● **What to produce**
Will you quote all of the entries, word for word?

[Dataset entries on figures]
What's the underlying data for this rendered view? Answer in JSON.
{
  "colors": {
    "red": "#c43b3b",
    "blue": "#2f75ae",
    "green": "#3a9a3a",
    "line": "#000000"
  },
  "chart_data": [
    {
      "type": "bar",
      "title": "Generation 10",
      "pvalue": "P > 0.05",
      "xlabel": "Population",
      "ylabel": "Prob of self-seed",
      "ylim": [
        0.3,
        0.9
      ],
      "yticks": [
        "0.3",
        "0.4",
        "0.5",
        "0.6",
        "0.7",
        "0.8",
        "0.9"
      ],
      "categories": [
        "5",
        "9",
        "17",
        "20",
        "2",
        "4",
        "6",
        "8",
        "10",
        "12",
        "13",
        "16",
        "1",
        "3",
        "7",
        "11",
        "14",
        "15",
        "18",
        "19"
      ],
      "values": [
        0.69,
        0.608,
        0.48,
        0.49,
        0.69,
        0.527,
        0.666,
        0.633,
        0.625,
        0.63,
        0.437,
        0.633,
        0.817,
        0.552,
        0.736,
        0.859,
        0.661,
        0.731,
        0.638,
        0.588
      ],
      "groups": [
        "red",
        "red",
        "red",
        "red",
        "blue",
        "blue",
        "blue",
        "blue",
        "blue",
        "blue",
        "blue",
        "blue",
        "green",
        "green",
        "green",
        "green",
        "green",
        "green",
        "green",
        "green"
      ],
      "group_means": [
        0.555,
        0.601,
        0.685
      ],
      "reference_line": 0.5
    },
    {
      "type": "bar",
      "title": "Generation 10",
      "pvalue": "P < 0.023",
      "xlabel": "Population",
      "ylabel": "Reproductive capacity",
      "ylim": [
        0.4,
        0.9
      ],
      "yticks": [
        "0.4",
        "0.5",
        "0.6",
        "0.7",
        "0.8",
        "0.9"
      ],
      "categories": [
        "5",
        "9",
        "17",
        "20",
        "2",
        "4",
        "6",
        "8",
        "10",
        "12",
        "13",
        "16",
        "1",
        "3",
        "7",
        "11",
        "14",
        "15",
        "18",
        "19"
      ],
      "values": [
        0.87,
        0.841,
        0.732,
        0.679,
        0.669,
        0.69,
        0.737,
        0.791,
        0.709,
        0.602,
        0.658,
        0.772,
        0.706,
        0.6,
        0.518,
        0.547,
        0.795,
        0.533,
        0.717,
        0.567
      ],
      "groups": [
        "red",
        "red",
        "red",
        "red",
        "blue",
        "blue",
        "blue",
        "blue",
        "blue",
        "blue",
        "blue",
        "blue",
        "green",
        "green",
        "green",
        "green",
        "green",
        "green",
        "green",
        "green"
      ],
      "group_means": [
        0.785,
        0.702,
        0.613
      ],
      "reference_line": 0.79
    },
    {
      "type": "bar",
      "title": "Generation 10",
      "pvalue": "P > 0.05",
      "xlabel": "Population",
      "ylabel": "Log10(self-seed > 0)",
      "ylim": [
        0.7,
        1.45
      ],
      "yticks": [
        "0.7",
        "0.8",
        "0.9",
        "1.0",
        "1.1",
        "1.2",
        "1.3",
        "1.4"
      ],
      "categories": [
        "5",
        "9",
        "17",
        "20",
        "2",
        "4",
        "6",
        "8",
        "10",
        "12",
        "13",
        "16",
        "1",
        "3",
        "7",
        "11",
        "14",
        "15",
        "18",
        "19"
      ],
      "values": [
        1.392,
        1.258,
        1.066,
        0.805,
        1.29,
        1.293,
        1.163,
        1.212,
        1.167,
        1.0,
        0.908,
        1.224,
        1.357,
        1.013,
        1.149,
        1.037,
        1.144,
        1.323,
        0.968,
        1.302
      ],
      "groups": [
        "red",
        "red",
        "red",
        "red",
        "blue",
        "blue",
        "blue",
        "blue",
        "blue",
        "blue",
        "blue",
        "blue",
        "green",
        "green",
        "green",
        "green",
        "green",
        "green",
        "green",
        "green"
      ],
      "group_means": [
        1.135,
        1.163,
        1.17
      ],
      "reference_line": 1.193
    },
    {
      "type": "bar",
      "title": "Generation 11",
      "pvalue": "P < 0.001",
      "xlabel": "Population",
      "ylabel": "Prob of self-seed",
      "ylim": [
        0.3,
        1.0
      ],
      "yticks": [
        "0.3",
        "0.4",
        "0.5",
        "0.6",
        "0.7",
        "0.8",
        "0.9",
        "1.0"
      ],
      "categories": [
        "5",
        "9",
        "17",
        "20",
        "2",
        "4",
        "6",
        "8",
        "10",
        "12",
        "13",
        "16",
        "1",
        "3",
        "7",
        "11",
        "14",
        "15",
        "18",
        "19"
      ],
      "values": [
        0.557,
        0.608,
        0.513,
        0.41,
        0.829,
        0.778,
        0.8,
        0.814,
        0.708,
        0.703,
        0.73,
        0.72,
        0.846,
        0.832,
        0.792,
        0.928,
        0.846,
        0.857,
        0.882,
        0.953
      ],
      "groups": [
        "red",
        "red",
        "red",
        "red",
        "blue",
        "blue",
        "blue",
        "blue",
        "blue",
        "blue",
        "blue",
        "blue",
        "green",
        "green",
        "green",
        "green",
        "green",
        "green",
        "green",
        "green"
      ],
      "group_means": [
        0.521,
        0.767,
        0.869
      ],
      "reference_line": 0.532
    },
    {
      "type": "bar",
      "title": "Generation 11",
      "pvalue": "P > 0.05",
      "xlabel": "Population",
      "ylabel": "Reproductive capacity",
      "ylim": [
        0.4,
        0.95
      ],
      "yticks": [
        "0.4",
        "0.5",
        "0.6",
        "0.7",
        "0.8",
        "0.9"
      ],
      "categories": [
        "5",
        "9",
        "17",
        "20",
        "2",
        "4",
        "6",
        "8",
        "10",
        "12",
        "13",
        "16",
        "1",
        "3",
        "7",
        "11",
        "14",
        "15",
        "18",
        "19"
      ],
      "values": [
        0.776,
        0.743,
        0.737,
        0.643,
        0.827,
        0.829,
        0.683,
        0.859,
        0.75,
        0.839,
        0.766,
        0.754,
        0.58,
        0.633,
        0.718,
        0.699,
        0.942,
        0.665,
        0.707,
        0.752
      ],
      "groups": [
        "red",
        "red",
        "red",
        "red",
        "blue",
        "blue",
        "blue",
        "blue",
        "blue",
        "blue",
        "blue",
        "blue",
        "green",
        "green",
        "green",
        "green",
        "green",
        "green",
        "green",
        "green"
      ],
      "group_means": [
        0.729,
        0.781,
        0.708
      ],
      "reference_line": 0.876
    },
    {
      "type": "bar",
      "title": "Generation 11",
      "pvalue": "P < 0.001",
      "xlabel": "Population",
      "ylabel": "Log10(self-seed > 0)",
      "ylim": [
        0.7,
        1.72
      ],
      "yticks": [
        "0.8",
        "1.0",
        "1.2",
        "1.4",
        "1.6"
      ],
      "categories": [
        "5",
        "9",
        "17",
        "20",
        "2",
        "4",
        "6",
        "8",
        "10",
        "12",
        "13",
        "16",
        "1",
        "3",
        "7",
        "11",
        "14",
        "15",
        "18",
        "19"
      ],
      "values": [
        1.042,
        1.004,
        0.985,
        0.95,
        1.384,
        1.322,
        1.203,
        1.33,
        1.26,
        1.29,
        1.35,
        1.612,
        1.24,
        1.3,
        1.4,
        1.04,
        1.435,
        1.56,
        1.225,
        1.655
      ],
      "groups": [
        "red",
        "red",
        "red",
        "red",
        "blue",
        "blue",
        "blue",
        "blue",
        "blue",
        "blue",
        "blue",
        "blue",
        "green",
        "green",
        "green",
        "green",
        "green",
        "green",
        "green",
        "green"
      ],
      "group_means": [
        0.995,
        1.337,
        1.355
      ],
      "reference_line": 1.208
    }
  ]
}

● **Solution**
What's the underlying data for this rendered view? Answer in JSON.
{
  "colors": {
    "red": "#c43b3b",
    "blue": "#2f75ae",
    "green": "#3a9a3a",
    "line": "#000000"
  },
  "chart_data": [
    {
      "type": "bar",
      "title": "Generation 10",
      "pvalue": "P > 0.05",
      "xlabel": "Population",
      "ylabel": "Prob of self-seed",
      "ylim": [
        0.3,
        0.9
      ],
      "yticks": [
        "0.3",
        "0.4",
        "0.5",
        "0.6",
        "0.7",
        "0.8",
        "0.9"
      ],
      "categories": [
        "5",
        "9",
        "17",
        "20",
        "2",
        "4",
        "6",
        "8",
        "10",
        "12",
        "13",
        "16",
        "1",
        "3",
        "7",
        "11",
        "14",
        "15",
        "18",
        "19"
      ],
      "values": [
        0.69,
        0.608,
        0.48,
        0.49,
        0.69,
        0.527,
        0.666,
        0.633,
        0.625,
        0.63,
        0.437,
        0.633,
        0.817,
        0.552,
        0.736,
        0.859,
        0.661,
        0.731,
        0.638,
        0.588
      ],
      "groups": [
        "red",
        "red",
        "red",
        "red",
        "blue",
        "blue",
        "blue",
        "blue",
        "blue",
        "blue",
        "blue",
        "blue",
        "green",
        "green",
        "green",
        "green",
        "green",
        "green",
        "green",
        "green"
      ],
      "group_means": [
        0.555,
        0.601,
        0.685
      ],
      "reference_line": 0.5
    },
    {
      "type": "bar",
      "title": "Generation 10",
      "pvalue": "P < 0.023",
      "xlabel": "Population",
      "ylabel": "Reproductive capacity",
      "ylim": [
        0.4,
        0.9
      ],
      "yticks": [
        "0.4",
        "0.5",
        "0.6",
        "0.7",
        "0.8",
        "0.9"
      ],
      "categories": [
        "5",
        "9",
        "17",
        "20",
        "2",
        "4",
        "6",
        "8",
        "10",
        "12",
        "13",
        "16",
        "1",
        "3",
        "7",
        "11",
        "14",
        "15",
        "18",
        "19"
      ],
      "values": [
        0.87,
        0.841,
        0.732,
        0.679,
        0.669,
        0.69,
        0.737,
        0.791,
        0.709,
        0.602,
        0.658,
        0.772,
        0.706,
        0.6,
        0.518,
        0.547,
        0.795,
        0.533,
        0.717,
        0.567
      ],
      "groups": [
        "red",
        "red",
        "red",
        "red",
        "blue",
        "blue",
        "blue",
        "blue",
        "blue",
        "blue",
        "blue",
        "blue",
        "green",
        "green",
        "green",
        "green",
        "green",
        "green",
        "green",
        "green"
      ],
      "group_means": [
        0.785,
        0.702,
        0.613
      ],
      "reference_line": 0.79
    },
    {
      "type": "bar",
      "title": "Generation 10",
      "pvalue": "P > 0.05",
      "xlabel": "Population",
      "ylabel": "Log10(self-seed > 0)",
      "ylim": [
        0.7,
        1.45
      ],
      "yticks": [
        "0.7",
        "0.8",
        "0.9",
        "1.0",
        "1.1",
        "1.2",
        "1.3",
        "1.4"
      ],
      "categories": [
        "5",
        "9",
        "17",
        "20",
        "2",
        "4",
        "6",
        "8",
        "10",
        "12",
        "13",
        "16",
        "1",
        "3",
        "7",
        "11",
        "14",
        "15",
        "18",
        "19"
      ],
      "values": [
        1.392,
        1.258,
        1.066,
        0.805,
        1.29,
        1.293,
        1.163,
        1.212,
        1.167,
        1.0,
        0.908,
        1.224,
        1.357,
        1.013,
        1.149,
        1.037,
        1.144,
        1.323,
        0.968,
        1.302
      ],
      "groups": [
        "red",
        "red",
        "red",
        "red",
        "blue",
        "blue",
        "blue",
        "blue",
        "blue",
        "blue",
        "blue",
        "blue",
        "green",
        "green",
        "green",
        "green",
        "green",
        "green",
        "green",
        "green"
      ],
      "group_means": [
        1.135,
        1.163,
        1.17
      ],
      "reference_line": 1.193
    },
    {
      "type": "bar",
      "title": "Generation 11",
      "pvalue": "P < 0.001",
      "xlabel": "Population",
      "ylabel": "Prob of self-seed",
      "ylim": [
        0.3,
        1.0
      ],
      "yticks": [
        "0.3",
        "0.4",
        "0.5",
        "0.6",
        "0.7",
        "0.8",
        "0.9",
        "1.0"
      ],
      "categories": [
        "5",
        "9",
        "17",
        "20",
        "2",
        "4",
        "6",
        "8",
        "10",
        "12",
        "13",
        "16",
        "1",
        "3",
        "7",
        "11",
        "14",
        "15",
        "18",
        "19"
      ],
      "values": [
        0.557,
        0.608,
        0.513,
        0.41,
        0.829,
        0.778,
        0.8,
        0.814,
        0.708,
        0.703,
        0.73,
        0.72,
        0.846,
        0.832,
        0.792,
        0.928,
        0.846,
        0.857,
        0.882,
        0.953
      ],
      "groups": [
        "red",
        "red",
        "red",
        "red",
        "blue",
        "blue",
        "blue",
        "blue",
        "blue",
        "blue",
        "blue",
        "blue",
        "green",
        "green",
        "green",
        "green",
        "green",
        "green",
        "green",
        "green"
      ],
      "group_means": [
        0.521,
        0.767,
        0.869
      ],
      "reference_line": 0.532
    },
    {
      "type": "bar",
      "title": "Generation 11",
      "pvalue": "P > 0.05",
      "xlabel": "Population",
      "ylabel": "Reproductive capacity",
      "ylim": [
        0.4,
        0.95
      ],
      "yticks": [
        "0.4",
        "0.5",
        "0.6",
        "0.7",
        "0.8",
        "0.9"
      ],
      "categories": [
        "5",
        "9",
        "17",
        "20",
        "2",
        "4",
        "6",
        "8",
        "10",
        "12",
        "13",
        "16",
        "1",
        "3",
        "7",
        "11",
        "14",
        "15",
        "18",
        "19"
      ],
      "values": [
        0.776,
        0.743,
        0.737,
        0.643,
        0.827,
        0.829,
        0.683,
        0.859,
        0.75,
        0.839,
        0.766,
        0.754,
        0.58,
        0.633,
        0.718,
        0.699,
        0.942,
        0.665,
        0.707,
        0.752
      ],
      "groups": [
        "red",
        "red",
        "red",
        "red",
        "blue",
        "blue",
        "blue",
        "blue",
        "blue",
        "blue",
        "blue",
        "blue",
        "green",
        "green",
        "green",
        "green",
        "green",
        "green",
        "green",
        "green"
      ],
      "group_means": [
        0.729,
        0.781,
        0.708
      ],
      "reference_line": 0.876
    },
    {
      "type": "bar",
      "title": "Generation 11",
      "pvalue": "P < 0.001",
      "xlabel": "Population",
      "ylabel": "Log10(self-seed > 0)",
      "ylim": [
        0.7,
        1.72
      ],
      "yticks": [
        "0.8",
        "1.0",
        "1.2",
        "1.4",
        "1.6"
      ],
      "categories": [
        "5",
        "9",
        "17",
        "20",
        "2",
        "4",
        "6",
        "8",
        "10",
        "12",
        "13",
        "16",
        "1",
        "3",
        "7",
        "11",
        "14",
        "15",
        "18",
        "19"
      ],
      "values": [
        1.042,
        1.004,
        0.985,
        0.95,
        1.384,
        1.322,
        1.203,
        1.33,
        1.26,
        1.29,
        1.35,
        1.612,
        1.24,
        1.3,
        1.4,
        1.04,
        1.435,
        1.56,
        1.225,
        1.655
      ],
      "groups": [
        "red",
        "red",
        "red",
        "red",
        "blue",
        "blue",
        "blue",
        "blue",
        "blue",
        "blue",
        "blue",
        "blue",
        "green",
        "green",
        "green",
        "green",
        "green",
        "green",
        "green",
        "green"
      ],
      "group_means": [
        0.995,
        1.337,
        1.355
      ],
      "reference_line": 1.208
    }
  ]
}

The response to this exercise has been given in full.